* Exercise description *
Pull out every line below that holds the word "color".

(Data entries for graphics)
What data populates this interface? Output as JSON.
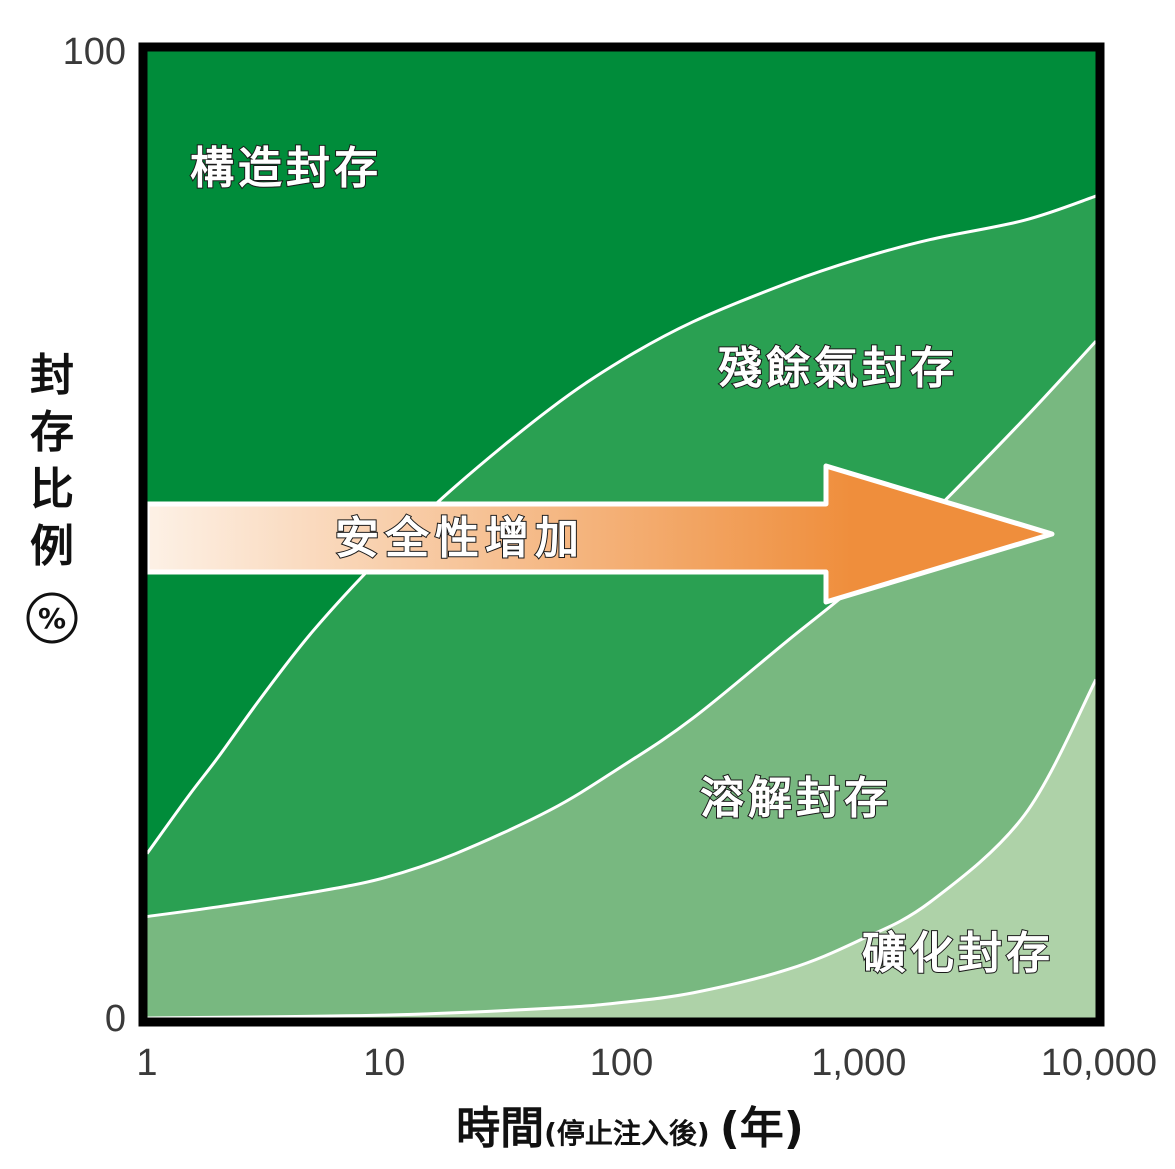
{
  "chart_data": {
    "type": "area",
    "xscale": "log",
    "x_ticks": [
      "1",
      "10",
      "100",
      "1,000",
      "10,000"
    ],
    "x_tick_values": [
      1,
      10,
      100,
      1000,
      10000
    ],
    "y_ticks": [
      "0",
      "100"
    ],
    "y_tick_values": [
      0,
      100
    ],
    "ylim": [
      0,
      100
    ],
    "xlim": [
      1,
      10000
    ],
    "xlabel": "時間",
    "xlabel_sub": "(停止注入後)",
    "xlabel_unit": "(年)",
    "ylabel": [
      "封",
      "存",
      "比",
      "例",
      "%"
    ],
    "boundaries": [
      {
        "between": [
          "殘餘氣封存",
          "構造封存"
        ],
        "x": [
          1,
          1.5,
          2,
          3,
          5,
          10,
          20,
          50,
          100,
          200,
          500,
          1000,
          2000,
          5000,
          10000
        ],
        "y": [
          17,
          23,
          27,
          33,
          40,
          48,
          55,
          63,
          68,
          72,
          76,
          78.5,
          80.5,
          82.5,
          85
        ]
      },
      {
        "between": [
          "溶解封存",
          "殘餘氣封存"
        ],
        "x": [
          1,
          2,
          5,
          10,
          20,
          50,
          100,
          200,
          500,
          1000,
          2000,
          5000,
          10000
        ],
        "y": [
          10.5,
          11.5,
          13,
          14.5,
          17,
          21.5,
          26,
          31,
          39,
          45,
          52,
          62,
          70
        ]
      },
      {
        "between": [
          "礦化封存",
          "溶解封存"
        ],
        "x": [
          1,
          10,
          50,
          100,
          200,
          500,
          1000,
          2000,
          5000,
          10000
        ],
        "y": [
          0,
          0.3,
          1,
          1.6,
          2.6,
          5,
          8,
          12,
          21,
          35
        ]
      }
    ],
    "regions": [
      {
        "name": "構造封存",
        "color": "#008c3a"
      },
      {
        "name": "殘餘氣封存",
        "color": "#2aa052"
      },
      {
        "name": "溶解封存",
        "color": "#78b880"
      },
      {
        "name": "礦化封存",
        "color": "#aed2a8"
      }
    ],
    "annotation": {
      "text": "安全性增加",
      "type": "arrow",
      "direction": "right",
      "gradient": [
        "#fdf1e6",
        "#ef8e3c"
      ]
    }
  }
}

* Worked solution *
        "color": "#008c3a"
        "color": "#2aa052"
        "color": "#78b880"
        "color": "#aed2a8"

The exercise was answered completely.